- Set problem 1
Reproduce the part of the post on peer review starting with "Well, that about" and going on through "be purely random.", word for word.

— begin Excerpt provided —

Well, that about wraps it up for peer-review
November 26, 2012
[See part 1, part 2 and part 3 from a few months ago.]
I’m horrified, but not as surprised as I would like to be, by a new paper (Welch 2012) which analyses peer-reviewer recommendations for eight prestigious journals in the field of economics.
The principal finding is that the reviewers’ recommendations were made up of 1/3 signal (i.e. consistent judgements on the quality of the manuscript) and 2/3 noise (i.e. randomness). Of that 2/3 noise, 1/3 was down to reviewer bias (some are nicer, some are nastier) and 2/3 seemed to be purely random.
And to quote directly from the study:
The bias measured by average generosity of the referee on other papers is about as important in predicting a referee’s recommendation as the opinion of another referee on the same paper.
What this means is that the likelihood of a submission being accepted depends more on a coin-toss than it does on how good your work is. Which seems to validate my earlier speculation that
The best analogy for our current system of pre-publication peer-review is that it’s a hazing ritual. It doesn’t exist because of any intrinsic value it has, and it certainly isn’t there for the benefit of the recipient. It’s basically a way to draw a line between In and Out. Something for the inductee to endure as a way of proving he’s made of the Right Stuff.
So: the principal value of peer-review is that it provides an opportunity for authors to demonstrate that they are prepared to undergo peer-review.
There’s more discussion of this over on the Dynamic Ecology blog.
It’s also well worth reading Brian McGill’s comment on that post: he quotes multiple reviewers of a manuscript that he submitted, completely contradicting each other. Yes, this is merely anecdote, not data; but I have to admit that it chimes with my own experience.

— end Excerpt provided —
— begin Entries shown —

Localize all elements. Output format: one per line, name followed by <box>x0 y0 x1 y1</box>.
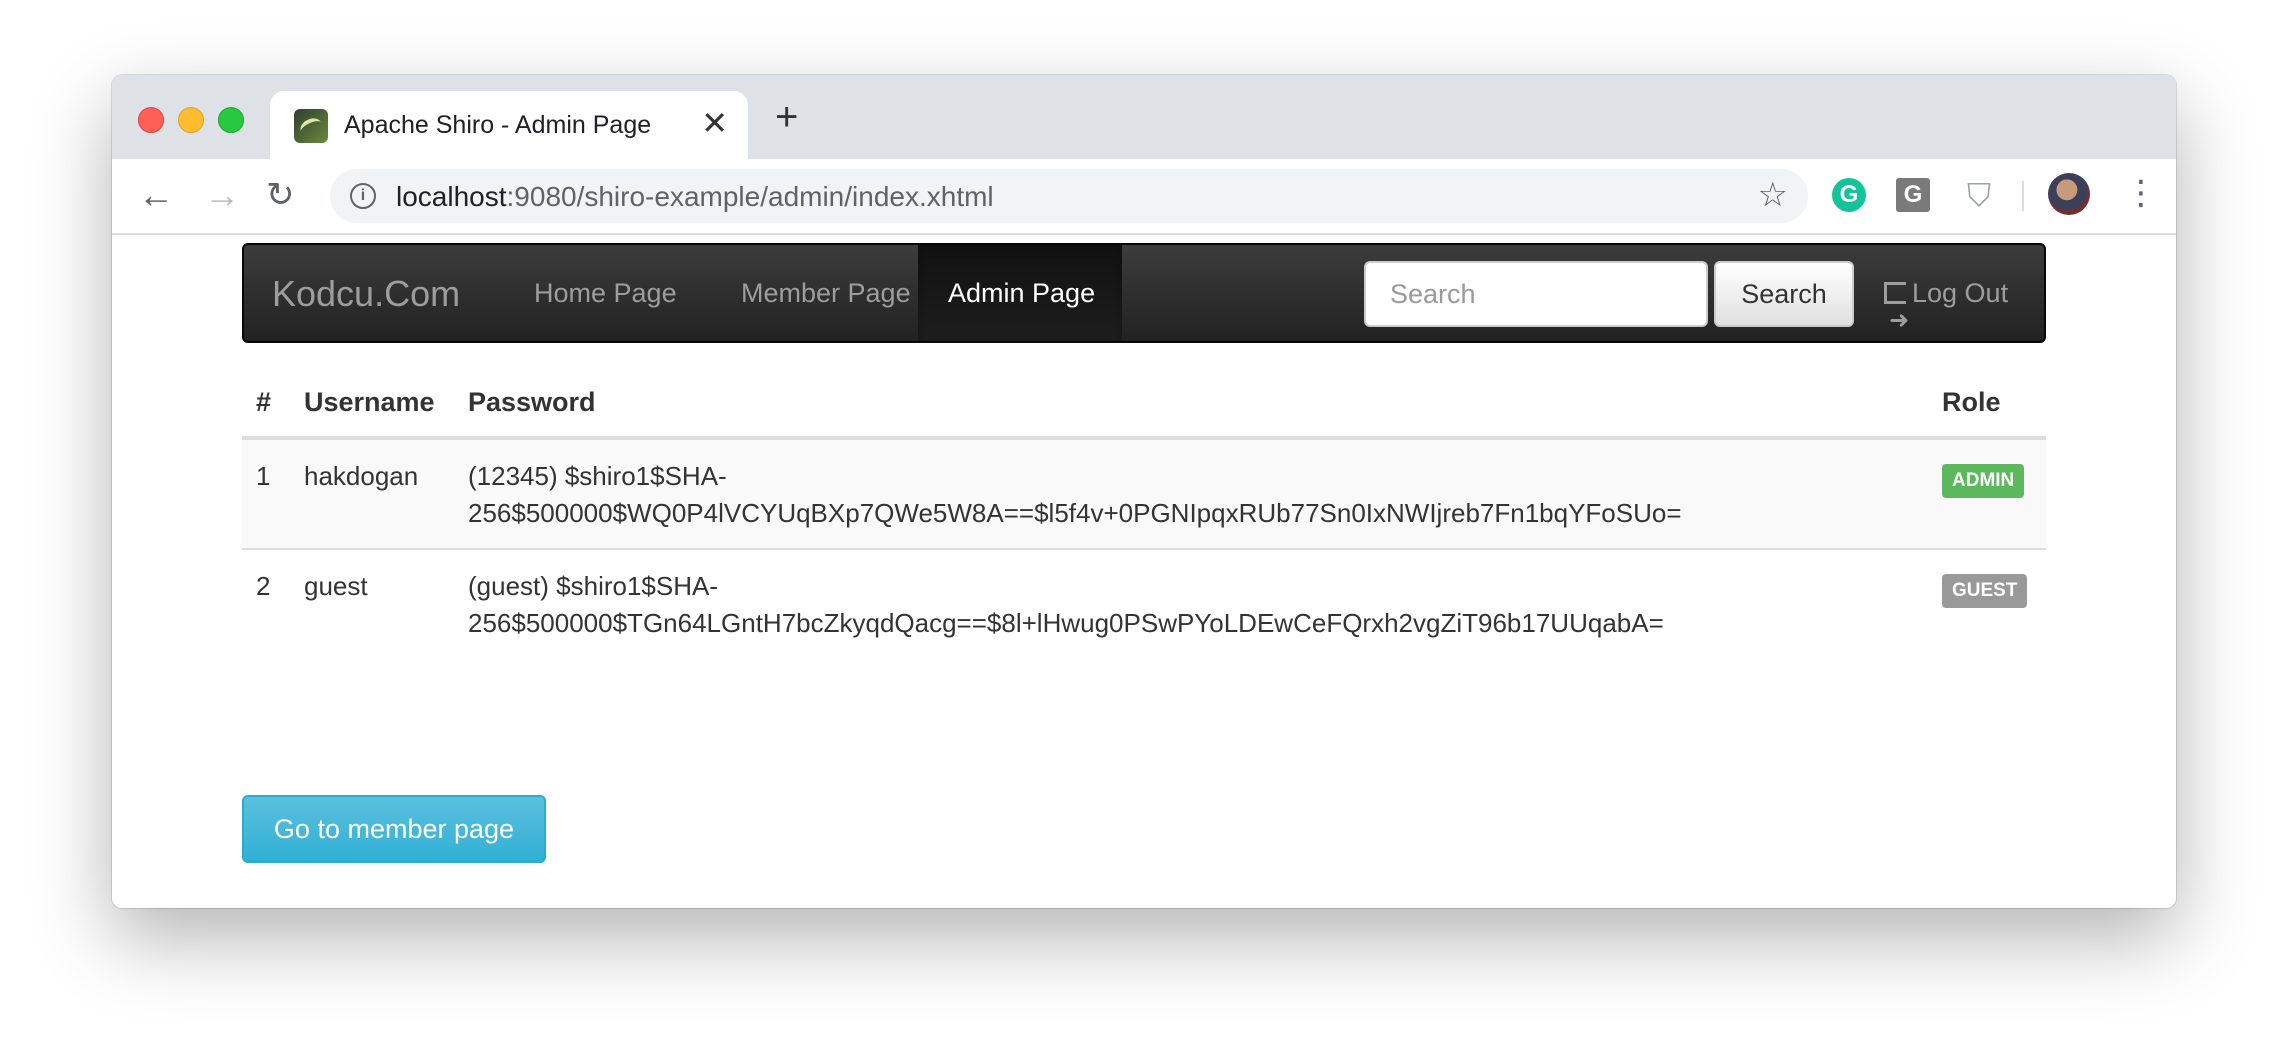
nav-member-page[interactable]: Member Page <box>711 245 941 341</box>
row-password-line: 256$500000$WQ0P4lVCYUqBXp7QWe5W8A==$l5f4… <box>468 498 1682 528</box>
shield-extension-icon[interactable]: ⛉ <box>1962 178 1996 212</box>
header-number: # <box>242 373 290 440</box>
nav-admin-page[interactable]: Admin Page <box>918 245 1122 341</box>
browser-window: Apache Shiro - Admin Page ✕ + ← → ↻ i lo… <box>112 75 2176 908</box>
row-password-line: 256$500000$TGn64LGntH7bcZkyqdQacg==$8l+l… <box>468 608 1664 638</box>
reload-icon[interactable]: ↻ <box>266 175 295 215</box>
tab-close-icon[interactable]: ✕ <box>701 107 728 139</box>
row-password: (guest) $shiro1$SHA- 256$500000$TGn64LGnt… <box>454 548 1928 658</box>
users-table: # Username Password Role 1 hakdogan (123… <box>242 373 2046 658</box>
browser-tab[interactable]: Apache Shiro - Admin Page ✕ <box>270 91 748 159</box>
row-username: guest <box>290 548 454 658</box>
header-username: Username <box>290 373 454 440</box>
tab-title: Apache Shiro - Admin Page <box>344 111 652 139</box>
window-minimize-button[interactable] <box>178 107 204 133</box>
header-role: Role <box>1928 373 2046 440</box>
role-badge-guest: GUEST <box>1942 574 2028 608</box>
tab-strip: Apache Shiro - Admin Page ✕ + <box>112 75 2176 159</box>
window-maximize-button[interactable] <box>218 107 244 133</box>
row-role: ADMIN <box>1928 438 2046 549</box>
profile-avatar[interactable] <box>2048 173 2090 215</box>
toolbar-divider <box>2022 181 2024 211</box>
window-close-button[interactable] <box>138 107 164 133</box>
navbar-brand[interactable]: Kodcu.Com <box>272 273 460 315</box>
table-row: 1 hakdogan (12345) $shiro1$SHA- 256$50000… <box>242 438 2046 549</box>
logout-link[interactable]: Log Out <box>1884 245 2009 369</box>
row-number: 1 <box>242 438 290 549</box>
url-text[interactable]: localhost:9080/shiro-example/admin/index… <box>396 181 994 213</box>
g-extension-icon[interactable]: G <box>1896 178 1930 212</box>
back-arrow-icon[interactable]: ← <box>138 175 174 215</box>
role-badge-admin: ADMIN <box>1942 464 2025 498</box>
header-password: Password <box>454 373 1928 440</box>
table-row: 2 guest (guest) $shiro1$SHA- 256$500000$T… <box>242 548 2046 658</box>
row-number: 2 <box>242 548 290 658</box>
forward-arrow-icon[interactable]: → <box>204 175 240 215</box>
row-username: hakdogan <box>290 438 454 549</box>
logout-icon <box>1884 273 1909 369</box>
search-input[interactable] <box>1364 261 1708 327</box>
url-host: localhost <box>396 181 507 212</box>
page-content: Kodcu.Com Home Page Member Page Admin Pa… <box>112 235 2176 908</box>
logout-label: Log Out <box>1912 278 2009 308</box>
row-password-line: (guest) $shiro1$SHA- <box>468 571 718 601</box>
row-role: GUEST <box>1928 548 2046 658</box>
nav-home-page[interactable]: Home Page <box>504 245 707 341</box>
new-tab-button[interactable]: + <box>775 97 798 137</box>
shiro-favicon-icon <box>294 109 328 143</box>
table-header-row: # Username Password Role <box>242 373 2046 440</box>
address-bar[interactable]: i localhost:9080/shiro-example/admin/ind… <box>330 169 1808 223</box>
row-password-line: (12345) $shiro1$SHA- <box>468 461 727 491</box>
bookmark-star-icon[interactable]: ☆ <box>1758 175 1788 215</box>
menu-kebab-icon[interactable]: ⋮ <box>2124 173 2158 213</box>
site-navbar: Kodcu.Com Home Page Member Page Admin Pa… <box>242 243 2046 369</box>
grammarly-icon[interactable]: G <box>1832 178 1866 212</box>
site-info-icon[interactable]: i <box>350 183 376 209</box>
row-password: (12345) $shiro1$SHA- 256$500000$WQ0P4lVCY… <box>454 438 1928 549</box>
search-button[interactable]: Search <box>1714 261 1854 327</box>
browser-toolbar: ← → ↻ i localhost:9080/shiro-example/adm… <box>112 159 2176 235</box>
url-path: :9080/shiro-example/admin/index.xhtml <box>506 181 994 212</box>
go-to-member-page-button[interactable]: Go to member page <box>242 795 546 863</box>
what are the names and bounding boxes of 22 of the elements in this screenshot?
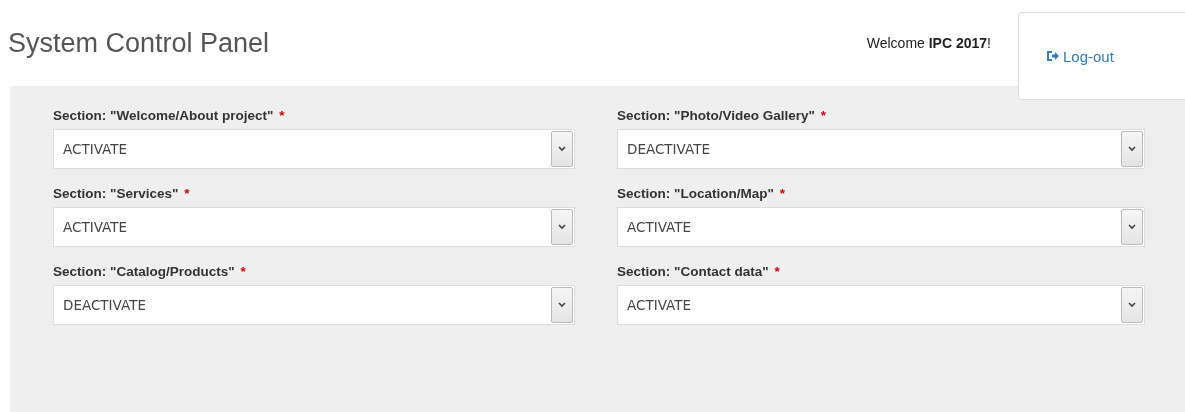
required-mark: * xyxy=(279,108,285,123)
required-mark: * xyxy=(240,264,246,279)
logout-icon xyxy=(1046,50,1059,62)
logout-button[interactable]: Log-out xyxy=(1018,12,1185,100)
field-label: Section: "Photo/Video Gallery" xyxy=(617,108,815,123)
required-mark: * xyxy=(820,108,827,123)
field-label: Section: "Contact data" xyxy=(617,264,769,279)
status-select[interactable]: ACTIVATE xyxy=(617,207,1145,247)
required-mark: * xyxy=(184,186,190,201)
field-label: Section: "Welcome/About project" xyxy=(53,108,274,123)
status-select[interactable]: DEACTIVATE xyxy=(617,129,1145,169)
field-label: Section: "Catalog/Products" xyxy=(53,264,235,279)
welcome-text: Welcome IPC 2017! xyxy=(866,35,991,51)
page-title: System Control Panel xyxy=(8,27,271,59)
status-select[interactable]: ACTIVATE xyxy=(53,129,575,169)
field-label: Section: "Location/Map" xyxy=(617,186,774,201)
field-label: Section: "Services" xyxy=(53,186,179,201)
status-select[interactable]: ACTIVATE xyxy=(53,207,575,247)
required-mark: * xyxy=(779,186,786,201)
status-select[interactable]: ACTIVATE xyxy=(617,285,1145,325)
status-select[interactable]: DEACTIVATE xyxy=(53,285,575,325)
required-mark: * xyxy=(774,264,780,279)
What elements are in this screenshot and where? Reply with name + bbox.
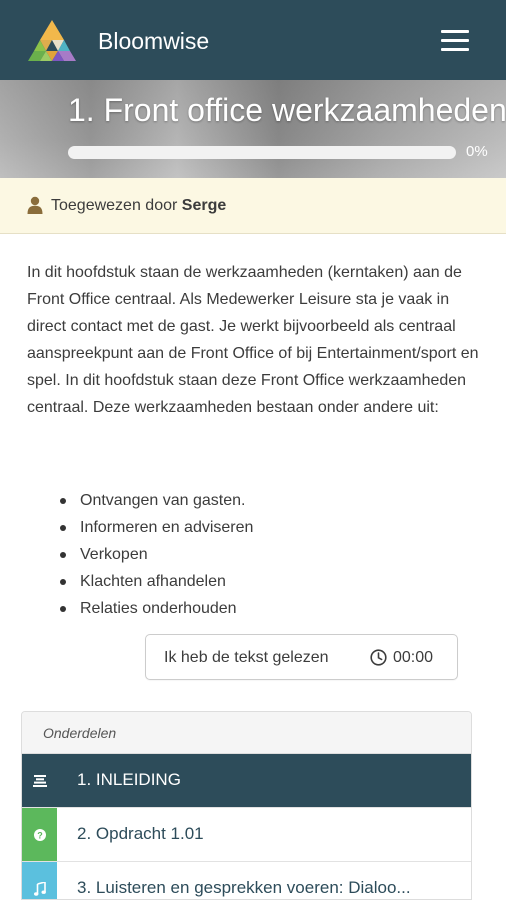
section-item-label: 3. Luisteren en gesprekken voeren: Dialo…: [77, 878, 411, 897]
navbar: Bloomwise: [0, 0, 506, 80]
tasks-list: Ontvangen van gasten. Informeren en advi…: [58, 487, 253, 622]
section-item-inleiding[interactable]: 1. INLEIDING: [22, 754, 471, 808]
section-item-label: 1. INLEIDING: [77, 770, 181, 789]
text-read-label: Ik heb de tekst gelezen: [164, 649, 329, 666]
list-item: Ontvangen van gasten.: [58, 487, 253, 514]
section-item-luisteren[interactable]: 3. Luisteren en gesprekken voeren: Dialo…: [22, 862, 471, 899]
sections-panel-header: Onderdelen: [22, 712, 471, 754]
list-item: Informeren en adviseren: [58, 514, 253, 541]
triangle-logo-icon[interactable]: [27, 18, 77, 63]
svg-text:?: ?: [37, 830, 43, 840]
music-note-icon: [22, 862, 57, 899]
chapter-intro-text: In dit hoofdstuk staan de werkzaamheden …: [27, 264, 479, 416]
section-item-label: 2. Opdracht 1.01: [77, 824, 204, 843]
text-read-button[interactable]: Ik heb de tekst gelezen 00:00: [145, 634, 458, 680]
sections-heading: Onderdelen: [43, 725, 117, 741]
text-lines-icon: [22, 754, 57, 807]
section-item-opdracht[interactable]: ? 2. Opdracht 1.01: [22, 808, 471, 862]
brand-name: Bloomwise: [98, 28, 210, 54]
user-icon: [27, 196, 43, 214]
chapter-progress-bar: [68, 146, 456, 159]
assigned-prefix: Toegewezen door: [51, 197, 178, 214]
sections-panel: Onderdelen 1. INLEIDING ? 2. Opdracht 1.…: [21, 711, 472, 900]
list-item: Verkopen: [58, 541, 253, 568]
clock-icon: [370, 649, 387, 666]
assigned-by-text: Toegewezen door Serge: [51, 197, 226, 215]
chapter-header: 1. Front office werkzaamheden: [0, 80, 506, 178]
chapter-title: 1. Front office werkzaamheden: [68, 92, 506, 128]
list-item: Klachten afhandelen: [58, 568, 253, 595]
question-circle-icon: ?: [22, 808, 57, 861]
list-item: Relaties onderhouden: [58, 595, 253, 622]
reading-timer: 00:00: [393, 649, 434, 666]
progress-label: 0%: [466, 143, 488, 160]
assigned-name: Serge: [181, 197, 227, 214]
hamburger-menu-icon[interactable]: [438, 28, 472, 54]
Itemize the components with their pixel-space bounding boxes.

— end Entries shown —

- Set problem 2
Rewrite the lines of the listing starting with the line with "required-mark: * xyxy=(279,108,285,123)" and going on through the line with "required-mark: * xyxy=(184,186,190,201)", putting "status-dropdown" in place of "status-select" and keeping everything else the same. Output only those lines.

- Exercise solution 1
Well, that about wraps it up for peer-review
November 26, 2012
[See part 1, part 2 and part 3 from a few months ago.]
I’m horrified, but not as surprised as I would like to be, by a new paper (Welch 2012) which analyses peer-reviewer recommendations for eight prestigious journals in the field of economics.
The principal finding is that the reviewers’ recommendations were made up of 1/3 signal (i.e. consistent judgements on the quality of the manuscript) and 2/3 noise (i.e. randomness). Of that 2/3 noise, 1/3 was down to reviewer bias (some are nicer, some are nastier) and 2/3 seemed to be purely random.

- Exercise solution 2
required-mark: * xyxy=(279,108,285,123)
required-mark: * xyxy=(240,264,246,279)
logout-icon xyxy=(1046,50,1059,62)
logout-button[interactable]: Log-out xyxy=(1018,12,1185,100)
field-label: Section: "Photo/Video Gallery" xyxy=(617,108,815,123)
required-mark: * xyxy=(820,108,827,123)
field-label: Section: "Contact data" xyxy=(617,264,769,279)
status-dropdown[interactable]: ACTIVATE xyxy=(617,207,1145,247)
required-mark: * xyxy=(184,186,190,201)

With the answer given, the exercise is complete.